### PROBLEM
Below are some records; give them all again exactly, but not the pictures.

### INFORMATION PROVIDED

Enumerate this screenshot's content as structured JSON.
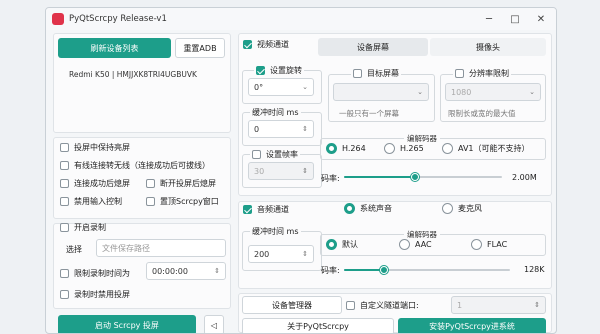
{
  "window": {
    "title": "PyQtScrcpy Release-v1",
    "minimize": "─",
    "maximize": "□",
    "close": "✕"
  },
  "devices": {
    "refresh_label": "刷新设备列表",
    "reset_adb_label": "重置ADB",
    "items": [
      "Redmi K50 | HMJJXK8TRI4UGBUVK"
    ]
  },
  "options": {
    "keep_awake": "投屏中保持亮屏",
    "wireless_after_connect": "有线连接转无线（连接成功后可拔线）",
    "screen_off_on_connect": "连接成功后熄屏",
    "screen_off_on_disconnect": "断开投屏后熄屏",
    "disable_input": "禁用输入控制",
    "always_on_top": "置顶Scrcpy窗口"
  },
  "record": {
    "enable_label": "开启录制",
    "choose_label": "选择",
    "path_placeholder": "文件保存路径",
    "limit_label": "限制录制时间为",
    "limit_value": "00:00:00",
    "disable_screen_label": "录制时禁用投屏"
  },
  "start": {
    "start_label": "启动 Scrcpy 投屏",
    "back_icon": "◁"
  },
  "video": {
    "enable_label": "视频通道",
    "tabs": [
      "设备屏幕",
      "摄像头"
    ],
    "rotation_label": "设置旋转",
    "rotation_value": "0°",
    "target_screen_label": "目标屏幕",
    "target_screen_hint": "一般只有一个屏幕",
    "resolution_label": "分辨率限制",
    "resolution_value": "1080",
    "resolution_hint": "限制长或宽的最大值",
    "buffer_label": "缓冲时间 ms",
    "buffer_value": "0",
    "fps_label": "设置帧率",
    "fps_value": "30",
    "codec_title": "编解码器",
    "codecs": [
      "H.264",
      "H.265",
      "AV1（可能不支持）"
    ],
    "bitrate_label": "码率:",
    "bitrate_value": "2.00M",
    "bitrate_fraction": 0.45
  },
  "audio": {
    "enable_label": "音频通道",
    "sources": [
      "系统声音",
      "麦克风"
    ],
    "buffer_label": "缓冲时间 ms",
    "buffer_value": "200",
    "codec_title": "编解码器",
    "codecs": [
      "默认",
      "AAC",
      "FLAC"
    ],
    "bitrate_label": "码率:",
    "bitrate_value": "128K",
    "bitrate_fraction": 0.24
  },
  "tools": {
    "device_manager_label": "设备管理器",
    "custom_tunnel_label": "自定义隧道端口:",
    "tunnel_value": "1",
    "about_label": "关于PyQtScrcpy",
    "install_label": "安装PyQtScrcpy进系统"
  },
  "colors": {
    "accent": "#1d9e8a",
    "brand": "#e0334a"
  }
}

### ANSWER TO THE PROBLEM
Enumerate this screenshot's content as structured JSON.
{
  "window": {
    "title": "PyQtScrcpy Release-v1",
    "minimize": "─",
    "maximize": "□",
    "close": "✕"
  },
  "devices": {
    "refresh_label": "刷新设备列表",
    "reset_adb_label": "重置ADB",
    "items": [
      "Redmi K50 | HMJJXK8TRI4UGBUVK"
    ]
  },
  "options": {
    "keep_awake": "投屏中保持亮屏",
    "wireless_after_connect": "有线连接转无线（连接成功后可拔线）",
    "screen_off_on_connect": "连接成功后熄屏",
    "screen_off_on_disconnect": "断开投屏后熄屏",
    "disable_input": "禁用输入控制",
    "always_on_top": "置顶Scrcpy窗口"
  },
  "record": {
    "enable_label": "开启录制",
    "choose_label": "选择",
    "path_placeholder": "文件保存路径",
    "limit_label": "限制录制时间为",
    "limit_value": "00:00:00",
    "disable_screen_label": "录制时禁用投屏"
  },
  "start": {
    "start_label": "启动 Scrcpy 投屏",
    "back_icon": "◁"
  },
  "video": {
    "enable_label": "视频通道",
    "tabs": [
      "设备屏幕",
      "摄像头"
    ],
    "rotation_label": "设置旋转",
    "rotation_value": "0°",
    "target_screen_label": "目标屏幕",
    "target_screen_hint": "一般只有一个屏幕",
    "resolution_label": "分辨率限制",
    "resolution_value": "1080",
    "resolution_hint": "限制长或宽的最大值",
    "buffer_label": "缓冲时间 ms",
    "buffer_value": "0",
    "fps_label": "设置帧率",
    "fps_value": "30",
    "codec_title": "编解码器",
    "codecs": [
      "H.264",
      "H.265",
      "AV1（可能不支持）"
    ],
    "bitrate_label": "码率:",
    "bitrate_value": "2.00M",
    "bitrate_fraction": 0.45
  },
  "audio": {
    "enable_label": "音频通道",
    "sources": [
      "系统声音",
      "麦克风"
    ],
    "buffer_label": "缓冲时间 ms",
    "buffer_value": "200",
    "codec_title": "编解码器",
    "codecs": [
      "默认",
      "AAC",
      "FLAC"
    ],
    "bitrate_label": "码率:",
    "bitrate_value": "128K",
    "bitrate_fraction": 0.24
  },
  "tools": {
    "device_manager_label": "设备管理器",
    "custom_tunnel_label": "自定义隧道端口:",
    "tunnel_value": "1",
    "about_label": "关于PyQtScrcpy",
    "install_label": "安装PyQtScrcpy进系统"
  },
  "colors": {
    "accent": "#1d9e8a",
    "brand": "#e0334a"
  }
}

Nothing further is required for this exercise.